[Data extracted from a collection]
>>>>>

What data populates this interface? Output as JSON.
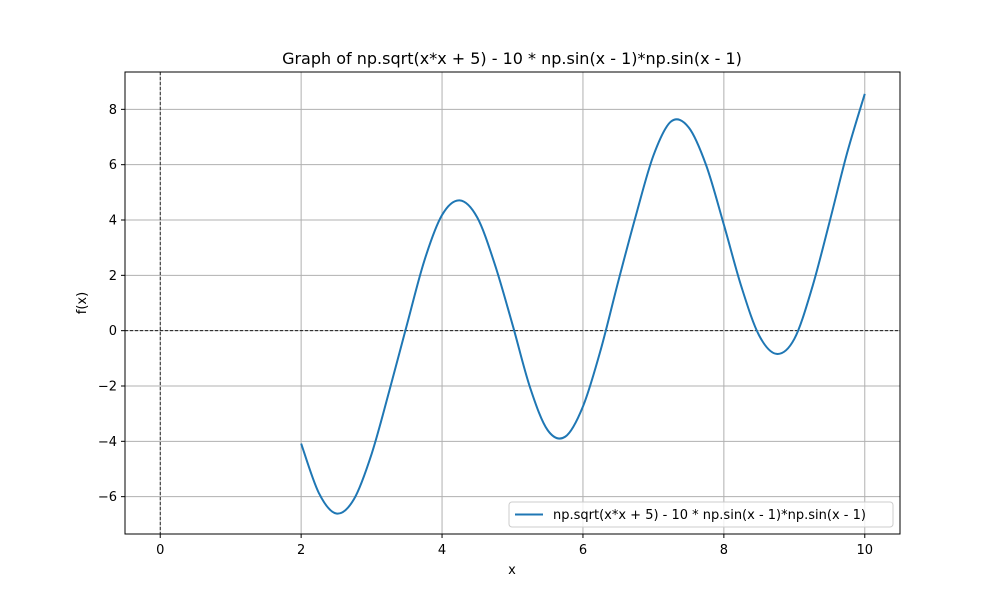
{
  "chart_data": {
    "type": "line",
    "title": "Graph of np.sqrt(x*x + 5) - 10 * np.sin(x - 1)*np.sin(x - 1)",
    "xlabel": "x",
    "ylabel": "f(x)",
    "xlim": [
      -0.5,
      10.5
    ],
    "ylim": [
      -7.35,
      9.35
    ],
    "x_ticks": [
      0,
      2,
      4,
      6,
      8,
      10
    ],
    "y_ticks": [
      -6,
      -4,
      -2,
      0,
      2,
      4,
      6,
      8
    ],
    "x_tick_labels": [
      "0",
      "2",
      "4",
      "6",
      "8",
      "10"
    ],
    "y_tick_labels": [
      "−6",
      "−4",
      "−2",
      "0",
      "2",
      "4",
      "6",
      "8"
    ],
    "grid": true,
    "legend_position": "lower-right",
    "reference_lines": {
      "horizontal_y": 0,
      "vertical_x": 0
    },
    "series": [
      {
        "name": "np.sqrt(x*x + 5) - 10 * np.sin(x - 1)*np.sin(x - 1)",
        "color": "#1f77b4",
        "x": [
          2.0,
          2.25,
          2.5,
          2.75,
          3.0,
          3.25,
          3.5,
          3.75,
          4.0,
          4.25,
          4.5,
          4.75,
          5.0,
          5.25,
          5.5,
          5.75,
          6.0,
          6.25,
          6.5,
          6.75,
          7.0,
          7.25,
          7.5,
          7.75,
          8.0,
          8.25,
          8.5,
          8.75,
          9.0,
          9.25,
          9.5,
          9.75,
          10.0
        ],
        "y": [
          -4.08,
          -5.86,
          -6.61,
          -6.09,
          -4.46,
          -2.19,
          0.2,
          2.54,
          4.18,
          4.71,
          4.09,
          2.39,
          0.22,
          -2.06,
          -3.6,
          -3.83,
          -2.74,
          -0.71,
          1.77,
          4.15,
          6.33,
          7.56,
          7.35,
          5.97,
          3.83,
          1.58,
          -0.17,
          -0.84,
          -0.3,
          1.53,
          3.93,
          6.43,
          8.56
        ]
      }
    ]
  }
}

<<<<<

What you need to do
Transcribe each entry above exactly, apart from the pictures.

Result for this task
What data populates this interface? Output as JSON.
{
  "chart_data": {
    "type": "line",
    "title": "Graph of np.sqrt(x*x + 5) - 10 * np.sin(x - 1)*np.sin(x - 1)",
    "xlabel": "x",
    "ylabel": "f(x)",
    "xlim": [
      -0.5,
      10.5
    ],
    "ylim": [
      -7.35,
      9.35
    ],
    "x_ticks": [
      0,
      2,
      4,
      6,
      8,
      10
    ],
    "y_ticks": [
      -6,
      -4,
      -2,
      0,
      2,
      4,
      6,
      8
    ],
    "x_tick_labels": [
      "0",
      "2",
      "4",
      "6",
      "8",
      "10"
    ],
    "y_tick_labels": [
      "−6",
      "−4",
      "−2",
      "0",
      "2",
      "4",
      "6",
      "8"
    ],
    "grid": true,
    "legend_position": "lower-right",
    "reference_lines": {
      "horizontal_y": 0,
      "vertical_x": 0
    },
    "series": [
      {
        "name": "np.sqrt(x*x + 5) - 10 * np.sin(x - 1)*np.sin(x - 1)",
        "color": "#1f77b4",
        "x": [
          2.0,
          2.25,
          2.5,
          2.75,
          3.0,
          3.25,
          3.5,
          3.75,
          4.0,
          4.25,
          4.5,
          4.75,
          5.0,
          5.25,
          5.5,
          5.75,
          6.0,
          6.25,
          6.5,
          6.75,
          7.0,
          7.25,
          7.5,
          7.75,
          8.0,
          8.25,
          8.5,
          8.75,
          9.0,
          9.25,
          9.5,
          9.75,
          10.0
        ],
        "y": [
          -4.08,
          -5.86,
          -6.61,
          -6.09,
          -4.46,
          -2.19,
          0.2,
          2.54,
          4.18,
          4.71,
          4.09,
          2.39,
          0.22,
          -2.06,
          -3.6,
          -3.83,
          -2.74,
          -0.71,
          1.77,
          4.15,
          6.33,
          7.56,
          7.35,
          5.97,
          3.83,
          1.58,
          -0.17,
          -0.84,
          -0.3,
          1.53,
          3.93,
          6.43,
          8.56
        ]
      }
    ]
  }
}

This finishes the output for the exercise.